Exercise 1 -> Reproduce, word for word, the part of the passage on internal migration in Finland that opens with the words containing "It was, however, the" and closes with "8, Appendix A).".
Exercise 2 -> Using the passage on internal migration in Finland, decide whether each statement agrees with it, and answer yes or no with the deciding words quoted: (a) About half of Finland's population moved from one part of the country to another between the end of World War II and the mid-1970s. (b) The Great Migration was at its most intense during the 1950s. (c) The number of farms in Finland increased during the postwar years.

Passage shown ->
Finland Internal Migration
However significant the long-term effects of external
migration on Finnish society may have been, migration
within the
country had a greater impact--especially the migration
which took
place between the end of World War II and the mid-1970s,
when
half the population moved from one part of the country to
another. Before World War II, internal migration had first
been a
centuries-long process of forming settlements ever farther
to the
north. Later, however, beginning in the second half of the
nineteenth century with the coming of Finland's tardy
industrialization, there was a slow movement from rural
regions
toward areas in the south where employment could be found.
Postwar internal migration began with the resettlement
within
Finland of virtually all the inhabitants of the parts of
Karelia
ceded to the Soviet Union
(see The Continuation War
, ch.
1).
Somewhat more than 400,000 persons, more than 10 percent
of the
nation's population, found new homes elsewhere in Finland,
often
in the less settled regions of the east and the north. In
these
regions, new land, which they cleared for farming, was
provided
for the refugees; in more populated areas, property was
requisitioned. The sudden influx of these settlers was
successfully dealt with in just a few years. One of the
effects
of rural resettlement was an increase in the number of
farms
during the postwar years, a unique occurrence for
industrialized
nations of this period
(see Agriculture
, ch. 3).
It was, however, the postwar economic transformation
that
caused an even larger movement of people within Finland, a
movement known to Finns as the Great Migration
(see Economic Development
, ch. 3). It was a massive population shift
from rural
areas, especially those of eastern and northeastern
Finland, to
the urban, industrialized south (see
table 8, Appendix A).
People
left rural regions because the mechanization of
agriculture and
the forestry industry had eliminated jobs. The displaced
work
force went to areas where employment in the expanding
industrial
and service sectors was available. This movement began in
the
1950s, but it was most intense during the 1960s and the
first
half of the 1970s, assuming proportions that in relative
terms
were unprecedented for a country outside the Third World.
The
Great Migration left behind rural areas of abandoned farms
with
reduced and aging populations, and it allowed the creation
of a
densely populated postindustrial society in the country's
south.

Records supplied ->
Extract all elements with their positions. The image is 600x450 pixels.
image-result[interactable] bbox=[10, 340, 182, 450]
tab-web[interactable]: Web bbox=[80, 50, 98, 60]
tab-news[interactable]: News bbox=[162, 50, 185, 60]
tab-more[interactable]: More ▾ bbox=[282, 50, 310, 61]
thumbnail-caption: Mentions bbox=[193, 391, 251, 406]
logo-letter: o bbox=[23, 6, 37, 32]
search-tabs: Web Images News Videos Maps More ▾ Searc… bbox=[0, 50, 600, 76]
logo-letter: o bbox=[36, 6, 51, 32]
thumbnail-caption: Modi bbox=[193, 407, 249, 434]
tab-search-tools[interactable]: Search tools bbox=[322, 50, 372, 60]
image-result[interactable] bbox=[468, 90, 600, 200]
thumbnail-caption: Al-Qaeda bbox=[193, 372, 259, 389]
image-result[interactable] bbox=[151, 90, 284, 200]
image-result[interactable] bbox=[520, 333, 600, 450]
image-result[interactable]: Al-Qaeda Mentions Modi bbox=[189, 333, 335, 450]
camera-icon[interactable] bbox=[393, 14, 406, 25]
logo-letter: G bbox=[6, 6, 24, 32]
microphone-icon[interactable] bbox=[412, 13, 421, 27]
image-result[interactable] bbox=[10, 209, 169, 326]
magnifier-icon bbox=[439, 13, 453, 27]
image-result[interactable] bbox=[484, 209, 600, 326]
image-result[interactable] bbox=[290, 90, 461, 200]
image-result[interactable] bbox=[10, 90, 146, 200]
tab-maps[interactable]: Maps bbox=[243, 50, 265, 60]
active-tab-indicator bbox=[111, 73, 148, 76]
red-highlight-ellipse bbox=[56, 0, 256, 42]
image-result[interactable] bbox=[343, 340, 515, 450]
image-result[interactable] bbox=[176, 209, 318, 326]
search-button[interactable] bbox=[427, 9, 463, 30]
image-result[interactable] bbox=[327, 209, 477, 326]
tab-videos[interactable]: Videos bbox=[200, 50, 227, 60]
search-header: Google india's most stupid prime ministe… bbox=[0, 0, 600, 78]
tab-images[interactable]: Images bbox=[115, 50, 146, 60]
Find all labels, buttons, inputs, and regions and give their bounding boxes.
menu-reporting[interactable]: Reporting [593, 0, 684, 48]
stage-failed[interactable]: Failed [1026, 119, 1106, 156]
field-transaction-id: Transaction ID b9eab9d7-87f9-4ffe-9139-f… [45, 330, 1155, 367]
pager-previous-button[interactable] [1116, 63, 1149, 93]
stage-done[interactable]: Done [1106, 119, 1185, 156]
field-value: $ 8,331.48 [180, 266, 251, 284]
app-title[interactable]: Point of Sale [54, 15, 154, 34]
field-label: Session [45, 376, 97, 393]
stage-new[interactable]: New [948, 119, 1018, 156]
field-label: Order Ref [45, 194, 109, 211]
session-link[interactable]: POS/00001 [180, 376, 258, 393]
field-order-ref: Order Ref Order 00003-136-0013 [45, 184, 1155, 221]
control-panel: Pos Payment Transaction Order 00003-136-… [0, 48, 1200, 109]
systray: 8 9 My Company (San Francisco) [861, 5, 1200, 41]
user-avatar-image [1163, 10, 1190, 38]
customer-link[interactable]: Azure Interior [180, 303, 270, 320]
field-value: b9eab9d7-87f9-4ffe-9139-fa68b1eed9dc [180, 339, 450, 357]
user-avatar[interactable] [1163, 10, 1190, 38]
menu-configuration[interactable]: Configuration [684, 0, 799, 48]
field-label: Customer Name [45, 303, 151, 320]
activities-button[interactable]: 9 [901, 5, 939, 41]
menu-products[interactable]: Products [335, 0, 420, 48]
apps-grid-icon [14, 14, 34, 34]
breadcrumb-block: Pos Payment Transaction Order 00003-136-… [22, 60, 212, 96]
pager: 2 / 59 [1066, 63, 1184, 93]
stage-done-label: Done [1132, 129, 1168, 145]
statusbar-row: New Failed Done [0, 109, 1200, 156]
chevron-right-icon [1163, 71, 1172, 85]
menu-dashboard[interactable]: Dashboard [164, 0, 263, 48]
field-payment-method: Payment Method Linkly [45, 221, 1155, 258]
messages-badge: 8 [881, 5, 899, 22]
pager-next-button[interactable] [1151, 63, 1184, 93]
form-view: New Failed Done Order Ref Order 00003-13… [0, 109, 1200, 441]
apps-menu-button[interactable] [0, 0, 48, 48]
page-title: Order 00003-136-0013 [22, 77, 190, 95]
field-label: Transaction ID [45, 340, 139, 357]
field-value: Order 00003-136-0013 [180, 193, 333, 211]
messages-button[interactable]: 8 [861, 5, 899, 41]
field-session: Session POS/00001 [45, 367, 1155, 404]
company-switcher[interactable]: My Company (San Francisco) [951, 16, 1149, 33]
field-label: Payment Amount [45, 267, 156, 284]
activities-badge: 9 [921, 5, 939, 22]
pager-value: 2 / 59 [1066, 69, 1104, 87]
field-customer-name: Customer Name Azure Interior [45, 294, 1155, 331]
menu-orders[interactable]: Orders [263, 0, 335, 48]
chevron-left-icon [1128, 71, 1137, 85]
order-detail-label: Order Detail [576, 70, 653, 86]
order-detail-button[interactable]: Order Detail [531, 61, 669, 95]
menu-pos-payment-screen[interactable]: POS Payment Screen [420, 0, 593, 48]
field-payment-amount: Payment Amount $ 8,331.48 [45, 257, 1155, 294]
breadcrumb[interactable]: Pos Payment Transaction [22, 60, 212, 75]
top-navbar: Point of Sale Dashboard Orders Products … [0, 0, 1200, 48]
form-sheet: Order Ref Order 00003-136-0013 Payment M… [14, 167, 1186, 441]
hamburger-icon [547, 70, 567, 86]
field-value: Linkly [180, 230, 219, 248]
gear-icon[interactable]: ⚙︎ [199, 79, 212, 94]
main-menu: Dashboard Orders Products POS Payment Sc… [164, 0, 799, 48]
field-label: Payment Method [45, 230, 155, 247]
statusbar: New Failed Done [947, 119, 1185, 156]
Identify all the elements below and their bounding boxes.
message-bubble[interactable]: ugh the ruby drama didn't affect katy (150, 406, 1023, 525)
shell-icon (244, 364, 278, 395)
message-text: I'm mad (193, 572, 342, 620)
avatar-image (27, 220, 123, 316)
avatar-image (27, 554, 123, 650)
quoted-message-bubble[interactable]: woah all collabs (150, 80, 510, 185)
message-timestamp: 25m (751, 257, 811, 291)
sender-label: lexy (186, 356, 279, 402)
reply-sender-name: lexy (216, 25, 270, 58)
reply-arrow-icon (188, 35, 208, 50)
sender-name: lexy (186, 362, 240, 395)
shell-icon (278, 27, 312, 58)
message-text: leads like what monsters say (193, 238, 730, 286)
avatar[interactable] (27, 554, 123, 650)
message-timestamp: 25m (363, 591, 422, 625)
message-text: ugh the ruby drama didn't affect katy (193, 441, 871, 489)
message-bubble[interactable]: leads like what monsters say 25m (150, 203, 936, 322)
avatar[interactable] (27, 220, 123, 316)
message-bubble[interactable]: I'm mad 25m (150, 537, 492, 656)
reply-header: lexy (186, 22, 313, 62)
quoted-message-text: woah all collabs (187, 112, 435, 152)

Solution 1 ->
It was, however, the postwar economic transformation
that
caused an even larger movement of people within Finland, a
movement known to Finns as the Great Migration
(see Economic Development
, ch. 3). It was a massive population shift
from rural
areas, especially those of eastern and northeastern
Finland, to
the urban, industrialized south (see
table 8, Appendix A).

Solution 2 ->
(a) Yes: "half the population moved from one part of the country to another."
(b) No: "This movement began in the 1950s, but it was most intense during the 1960s and the first half of the 1970s."
(c) Yes: "an increase in the number of farms during the postwar years."